## Brief
Your task is to copy every line of this material exactly.

Extracted records
# # # # #

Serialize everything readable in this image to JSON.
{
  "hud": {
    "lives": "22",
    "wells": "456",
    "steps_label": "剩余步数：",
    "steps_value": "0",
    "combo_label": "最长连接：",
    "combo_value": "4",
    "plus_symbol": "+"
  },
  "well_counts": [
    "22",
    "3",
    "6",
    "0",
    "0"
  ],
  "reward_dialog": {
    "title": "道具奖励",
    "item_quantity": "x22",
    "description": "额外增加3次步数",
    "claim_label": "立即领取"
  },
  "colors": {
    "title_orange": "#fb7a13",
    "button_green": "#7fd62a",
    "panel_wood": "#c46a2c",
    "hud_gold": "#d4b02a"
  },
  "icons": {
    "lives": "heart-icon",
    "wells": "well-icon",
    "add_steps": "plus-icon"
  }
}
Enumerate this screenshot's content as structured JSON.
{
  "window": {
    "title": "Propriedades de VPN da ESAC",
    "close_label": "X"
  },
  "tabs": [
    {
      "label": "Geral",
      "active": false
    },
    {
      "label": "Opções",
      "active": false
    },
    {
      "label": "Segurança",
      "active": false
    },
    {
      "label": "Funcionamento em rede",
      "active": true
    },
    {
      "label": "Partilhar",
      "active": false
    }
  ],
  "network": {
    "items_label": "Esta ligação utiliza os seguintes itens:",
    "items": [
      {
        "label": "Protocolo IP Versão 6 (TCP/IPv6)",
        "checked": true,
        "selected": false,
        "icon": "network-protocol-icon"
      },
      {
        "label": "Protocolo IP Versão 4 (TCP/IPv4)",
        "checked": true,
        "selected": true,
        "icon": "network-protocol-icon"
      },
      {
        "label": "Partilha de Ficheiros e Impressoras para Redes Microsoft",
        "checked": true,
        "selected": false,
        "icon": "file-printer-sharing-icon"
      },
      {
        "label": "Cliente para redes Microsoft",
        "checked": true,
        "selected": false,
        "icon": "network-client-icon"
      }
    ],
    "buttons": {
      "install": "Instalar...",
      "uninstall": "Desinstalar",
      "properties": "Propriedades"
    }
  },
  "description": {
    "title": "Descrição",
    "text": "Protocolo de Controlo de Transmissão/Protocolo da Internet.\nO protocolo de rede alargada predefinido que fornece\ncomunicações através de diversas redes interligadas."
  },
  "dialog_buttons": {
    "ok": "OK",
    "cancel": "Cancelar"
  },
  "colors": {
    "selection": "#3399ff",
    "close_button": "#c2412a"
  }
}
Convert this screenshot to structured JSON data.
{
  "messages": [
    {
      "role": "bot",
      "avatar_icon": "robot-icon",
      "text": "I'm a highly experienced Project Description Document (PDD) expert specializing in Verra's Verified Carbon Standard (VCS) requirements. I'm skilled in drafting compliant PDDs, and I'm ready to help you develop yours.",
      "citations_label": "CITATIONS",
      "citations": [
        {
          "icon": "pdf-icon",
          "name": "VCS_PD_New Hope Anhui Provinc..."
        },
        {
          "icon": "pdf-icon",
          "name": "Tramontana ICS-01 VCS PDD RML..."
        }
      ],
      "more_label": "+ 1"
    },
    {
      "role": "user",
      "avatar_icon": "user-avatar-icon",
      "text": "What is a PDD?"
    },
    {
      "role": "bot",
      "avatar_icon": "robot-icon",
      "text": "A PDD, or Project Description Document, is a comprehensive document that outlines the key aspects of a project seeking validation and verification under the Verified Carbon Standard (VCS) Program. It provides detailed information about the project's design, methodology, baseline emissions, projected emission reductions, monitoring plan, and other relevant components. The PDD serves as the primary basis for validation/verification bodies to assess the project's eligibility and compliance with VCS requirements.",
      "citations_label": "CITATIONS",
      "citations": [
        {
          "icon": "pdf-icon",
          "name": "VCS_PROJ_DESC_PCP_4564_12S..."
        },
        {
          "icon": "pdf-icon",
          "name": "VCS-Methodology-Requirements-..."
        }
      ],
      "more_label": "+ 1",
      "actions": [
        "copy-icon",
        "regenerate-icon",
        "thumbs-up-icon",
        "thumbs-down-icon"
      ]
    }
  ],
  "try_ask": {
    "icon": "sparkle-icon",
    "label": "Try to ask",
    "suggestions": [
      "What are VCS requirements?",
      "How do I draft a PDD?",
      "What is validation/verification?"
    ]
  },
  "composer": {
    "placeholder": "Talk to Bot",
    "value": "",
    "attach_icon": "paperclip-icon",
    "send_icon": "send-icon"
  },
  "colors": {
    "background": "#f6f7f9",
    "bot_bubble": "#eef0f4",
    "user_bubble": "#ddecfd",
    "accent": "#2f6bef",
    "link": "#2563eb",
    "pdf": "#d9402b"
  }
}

# # # # #

## Task solution
Serialize everything readable in this image to JSON.
{
  "hud": {
    "lives": "22",
    "wells": "456",
    "steps_label": "剩余步数：",
    "steps_value": "0",
    "combo_label": "最长连接：",
    "combo_value": "4",
    "plus_symbol": "+"
  },
  "well_counts": [
    "22",
    "3",
    "6",
    "0",
    "0"
  ],
  "reward_dialog": {
    "title": "道具奖励",
    "item_quantity": "x22",
    "description": "额外增加3次步数",
    "claim_label": "立即领取"
  },
  "colors": {
    "title_orange": "#fb7a13",
    "button_green": "#7fd62a",
    "panel_wood": "#c46a2c",
    "hud_gold": "#d4b02a"
  },
  "icons": {
    "lives": "heart-icon",
    "wells": "well-icon",
    "add_steps": "plus-icon"
  }
}
Enumerate this screenshot's content as structured JSON.
{
  "window": {
    "title": "Propriedades de VPN da ESAC",
    "close_label": "X"
  },
  "tabs": [
    {
      "label": "Geral",
      "active": false
    },
    {
      "label": "Opções",
      "active": false
    },
    {
      "label": "Segurança",
      "active": false
    },
    {
      "label": "Funcionamento em rede",
      "active": true
    },
    {
      "label": "Partilhar",
      "active": false
    }
  ],
  "network": {
    "items_label": "Esta ligação utiliza os seguintes itens:",
    "items": [
      {
        "label": "Protocolo IP Versão 6 (TCP/IPv6)",
        "checked": true,
        "selected": false,
        "icon": "network-protocol-icon"
      },
      {
        "label": "Protocolo IP Versão 4 (TCP/IPv4)",
        "checked": true,
        "selected": true,
        "icon": "network-protocol-icon"
      },
      {
        "label": "Partilha de Ficheiros e Impressoras para Redes Microsoft",
        "checked": true,
        "selected": false,
        "icon": "file-printer-sharing-icon"
      },
      {
        "label": "Cliente para redes Microsoft",
        "checked": true,
        "selected": false,
        "icon": "network-client-icon"
      }
    ],
    "buttons": {
      "install": "Instalar...",
      "uninstall": "Desinstalar",
      "properties": "Propriedades"
    }
  },
  "description": {
    "title": "Descrição",
    "text": "Protocolo de Controlo de Transmissão/Protocolo da Internet.\nO protocolo de rede alargada predefinido que fornece\ncomunicações através de diversas redes interligadas."
  },
  "dialog_buttons": {
    "ok": "OK",
    "cancel": "Cancelar"
  },
  "colors": {
    "selection": "#3399ff",
    "close_button": "#c2412a"
  }
}
Convert this screenshot to structured JSON data.
{
  "messages": [
    {
      "role": "bot",
      "avatar_icon": "robot-icon",
      "text": "I'm a highly experienced Project Description Document (PDD) expert specializing in Verra's Verified Carbon Standard (VCS) requirements. I'm skilled in drafting compliant PDDs, and I'm ready to help you develop yours.",
      "citations_label": "CITATIONS",
      "citations": [
        {
          "icon": "pdf-icon",
          "name": "VCS_PD_New Hope Anhui Provinc..."
        },
        {
          "icon": "pdf-icon",
          "name": "Tramontana ICS-01 VCS PDD RML..."
        }
      ],
      "more_label": "+ 1"
    },
    {
      "role": "user",
      "avatar_icon": "user-avatar-icon",
      "text": "What is a PDD?"
    },
    {
      "role": "bot",
      "avatar_icon": "robot-icon",
      "text": "A PDD, or Project Description Document, is a comprehensive document that outlines the key aspects of a project seeking validation and verification under the Verified Carbon Standard (VCS) Program. It provides detailed information about the project's design, methodology, baseline emissions, projected emission reductions, monitoring plan, and other relevant components. The PDD serves as the primary basis for validation/verification bodies to assess the project's eligibility and compliance with VCS requirements.",
      "citations_label": "CITATIONS",
      "citations": [
        {
          "icon": "pdf-icon",
          "name": "VCS_PROJ_DESC_PCP_4564_12S..."
        },
        {
          "icon": "pdf-icon",
          "name": "VCS-Methodology-Requirements-..."
        }
      ],
      "more_label": "+ 1",
      "actions": [
        "copy-icon",
        "regenerate-icon",
        "thumbs-up-icon",
        "thumbs-down-icon"
      ]
    }
  ],
  "try_ask": {
    "icon": "sparkle-icon",
    "label": "Try to ask",
    "suggestions": [
      "What are VCS requirements?",
      "How do I draft a PDD?",
      "What is validation/verification?"
    ]
  },
  "composer": {
    "placeholder": "Talk to Bot",
    "value": "",
    "attach_icon": "paperclip-icon",
    "send_icon": "send-icon"
  },
  "colors": {
    "background": "#f6f7f9",
    "bot_bubble": "#eef0f4",
    "user_bubble": "#ddecfd",
    "accent": "#2f6bef",
    "link": "#2563eb",
    "pdf": "#d9402b"
  }
}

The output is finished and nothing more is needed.